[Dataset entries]
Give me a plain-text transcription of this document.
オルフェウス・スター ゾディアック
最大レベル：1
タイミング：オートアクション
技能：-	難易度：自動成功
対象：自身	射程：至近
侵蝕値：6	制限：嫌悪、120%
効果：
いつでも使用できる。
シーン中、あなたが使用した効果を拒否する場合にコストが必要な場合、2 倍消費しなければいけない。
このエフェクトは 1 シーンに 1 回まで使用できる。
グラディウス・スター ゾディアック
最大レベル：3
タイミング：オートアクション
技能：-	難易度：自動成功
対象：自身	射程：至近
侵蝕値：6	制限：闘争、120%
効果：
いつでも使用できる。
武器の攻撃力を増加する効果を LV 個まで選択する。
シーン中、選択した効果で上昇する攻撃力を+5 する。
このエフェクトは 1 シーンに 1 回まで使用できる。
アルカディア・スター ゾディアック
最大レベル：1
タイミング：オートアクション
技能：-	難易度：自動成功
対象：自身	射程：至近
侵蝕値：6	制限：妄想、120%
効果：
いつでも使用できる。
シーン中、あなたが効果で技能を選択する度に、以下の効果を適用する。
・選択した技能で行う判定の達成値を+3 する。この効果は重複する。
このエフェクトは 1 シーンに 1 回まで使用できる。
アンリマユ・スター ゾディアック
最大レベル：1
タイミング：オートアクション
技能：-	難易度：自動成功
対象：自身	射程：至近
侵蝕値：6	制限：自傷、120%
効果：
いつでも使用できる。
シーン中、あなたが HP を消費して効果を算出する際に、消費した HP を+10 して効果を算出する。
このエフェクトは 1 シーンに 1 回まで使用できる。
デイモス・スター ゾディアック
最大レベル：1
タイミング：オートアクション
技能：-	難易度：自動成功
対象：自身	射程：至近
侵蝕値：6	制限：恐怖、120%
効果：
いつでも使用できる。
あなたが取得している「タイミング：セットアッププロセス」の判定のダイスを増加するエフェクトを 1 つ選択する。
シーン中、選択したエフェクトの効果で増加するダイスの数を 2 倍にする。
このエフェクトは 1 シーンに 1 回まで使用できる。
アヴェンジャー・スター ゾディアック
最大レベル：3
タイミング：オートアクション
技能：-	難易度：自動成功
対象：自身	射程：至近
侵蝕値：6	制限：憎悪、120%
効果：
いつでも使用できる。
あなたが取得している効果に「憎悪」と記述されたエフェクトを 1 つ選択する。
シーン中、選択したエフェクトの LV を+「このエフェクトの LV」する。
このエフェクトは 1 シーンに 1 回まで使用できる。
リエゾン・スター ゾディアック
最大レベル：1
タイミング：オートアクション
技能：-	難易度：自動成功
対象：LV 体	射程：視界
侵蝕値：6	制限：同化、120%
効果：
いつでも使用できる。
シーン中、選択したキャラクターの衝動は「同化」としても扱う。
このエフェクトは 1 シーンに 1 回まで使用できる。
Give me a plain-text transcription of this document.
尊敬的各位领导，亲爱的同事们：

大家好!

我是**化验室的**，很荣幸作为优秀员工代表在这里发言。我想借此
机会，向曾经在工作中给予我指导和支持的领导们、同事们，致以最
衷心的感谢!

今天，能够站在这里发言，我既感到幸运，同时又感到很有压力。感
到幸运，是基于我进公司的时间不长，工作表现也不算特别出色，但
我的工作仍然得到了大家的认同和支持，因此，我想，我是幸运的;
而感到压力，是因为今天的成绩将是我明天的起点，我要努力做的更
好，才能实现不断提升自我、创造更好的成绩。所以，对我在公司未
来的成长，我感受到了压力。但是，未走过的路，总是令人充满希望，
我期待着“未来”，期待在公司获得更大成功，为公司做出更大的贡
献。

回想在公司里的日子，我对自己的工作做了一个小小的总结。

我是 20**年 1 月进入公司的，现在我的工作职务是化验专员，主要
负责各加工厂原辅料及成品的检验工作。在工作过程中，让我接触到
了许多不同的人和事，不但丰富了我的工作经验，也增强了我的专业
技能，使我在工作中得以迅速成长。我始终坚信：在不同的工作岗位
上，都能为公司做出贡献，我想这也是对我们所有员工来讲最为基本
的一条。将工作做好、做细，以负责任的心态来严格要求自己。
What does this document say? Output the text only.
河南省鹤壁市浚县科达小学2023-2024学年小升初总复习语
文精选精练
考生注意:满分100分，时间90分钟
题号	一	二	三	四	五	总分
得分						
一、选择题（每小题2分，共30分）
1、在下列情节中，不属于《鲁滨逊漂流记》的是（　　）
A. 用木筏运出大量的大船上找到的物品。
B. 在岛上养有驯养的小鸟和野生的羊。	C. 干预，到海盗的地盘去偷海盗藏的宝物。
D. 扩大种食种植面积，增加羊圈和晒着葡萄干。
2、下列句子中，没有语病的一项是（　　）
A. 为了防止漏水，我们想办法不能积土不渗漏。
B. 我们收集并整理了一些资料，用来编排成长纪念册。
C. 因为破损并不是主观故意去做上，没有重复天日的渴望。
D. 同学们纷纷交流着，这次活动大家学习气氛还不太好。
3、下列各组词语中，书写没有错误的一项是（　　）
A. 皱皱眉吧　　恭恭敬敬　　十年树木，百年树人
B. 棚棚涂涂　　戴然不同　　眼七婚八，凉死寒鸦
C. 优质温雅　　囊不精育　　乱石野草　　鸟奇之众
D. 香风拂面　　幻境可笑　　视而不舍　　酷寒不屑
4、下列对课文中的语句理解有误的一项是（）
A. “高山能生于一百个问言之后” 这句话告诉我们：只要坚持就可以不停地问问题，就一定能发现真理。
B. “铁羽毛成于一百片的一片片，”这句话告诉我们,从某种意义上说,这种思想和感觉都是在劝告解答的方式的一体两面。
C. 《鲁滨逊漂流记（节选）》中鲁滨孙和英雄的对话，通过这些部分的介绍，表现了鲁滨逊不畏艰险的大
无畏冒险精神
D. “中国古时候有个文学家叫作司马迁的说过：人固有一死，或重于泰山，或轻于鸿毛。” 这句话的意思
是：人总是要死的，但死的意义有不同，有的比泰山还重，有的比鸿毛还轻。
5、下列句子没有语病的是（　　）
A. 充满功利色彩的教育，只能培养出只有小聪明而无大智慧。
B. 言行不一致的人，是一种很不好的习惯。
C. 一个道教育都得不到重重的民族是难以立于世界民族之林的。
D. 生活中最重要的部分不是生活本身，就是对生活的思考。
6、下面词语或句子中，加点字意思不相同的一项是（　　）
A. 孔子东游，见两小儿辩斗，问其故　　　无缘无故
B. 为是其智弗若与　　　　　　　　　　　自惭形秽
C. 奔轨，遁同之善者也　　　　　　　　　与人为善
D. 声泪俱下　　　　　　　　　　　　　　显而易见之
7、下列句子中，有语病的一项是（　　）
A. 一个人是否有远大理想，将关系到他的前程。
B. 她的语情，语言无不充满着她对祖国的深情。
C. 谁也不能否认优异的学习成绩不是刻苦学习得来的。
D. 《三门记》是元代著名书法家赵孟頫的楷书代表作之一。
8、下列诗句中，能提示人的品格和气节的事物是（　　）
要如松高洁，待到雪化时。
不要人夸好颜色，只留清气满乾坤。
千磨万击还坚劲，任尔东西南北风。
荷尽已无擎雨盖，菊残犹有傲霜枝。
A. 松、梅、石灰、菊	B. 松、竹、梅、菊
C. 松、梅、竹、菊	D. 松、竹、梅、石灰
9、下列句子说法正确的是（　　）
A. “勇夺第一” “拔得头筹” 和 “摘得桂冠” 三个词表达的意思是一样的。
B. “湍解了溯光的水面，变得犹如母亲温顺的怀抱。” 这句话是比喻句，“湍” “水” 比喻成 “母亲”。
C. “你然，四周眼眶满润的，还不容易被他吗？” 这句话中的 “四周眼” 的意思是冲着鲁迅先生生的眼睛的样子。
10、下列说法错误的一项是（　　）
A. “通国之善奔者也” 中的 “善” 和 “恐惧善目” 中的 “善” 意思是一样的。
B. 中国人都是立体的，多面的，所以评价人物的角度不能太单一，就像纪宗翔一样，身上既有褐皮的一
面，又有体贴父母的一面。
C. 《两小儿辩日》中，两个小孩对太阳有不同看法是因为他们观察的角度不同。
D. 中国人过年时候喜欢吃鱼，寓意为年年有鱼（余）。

WHAT THE EXERCISE ASKS.
Locate all lines that include the word "シーン中" and copy them out.

COMPLETE RESPONSE.
シーン中、あなたが使用した効果を拒否する場合にコストが必要な場合、2 倍消費しなければいけない。
シーン中、選択した効果で上昇する攻撃力を+5 する。
シーン中、あなたが効果で技能を選択する度に、以下の効果を適用する。
シーン中、あなたが HP を消費して効果を算出する際に、消費した HP を+10 して効果を算出する。
シーン中、選択したエフェクトの効果で増加するダイスの数を 2 倍にする。
シーン中、選択したエフェクトの LV を+「このエフェクトの LV」する。
シーン中、選択したキャラクターの衝動は「同化」としても扱う。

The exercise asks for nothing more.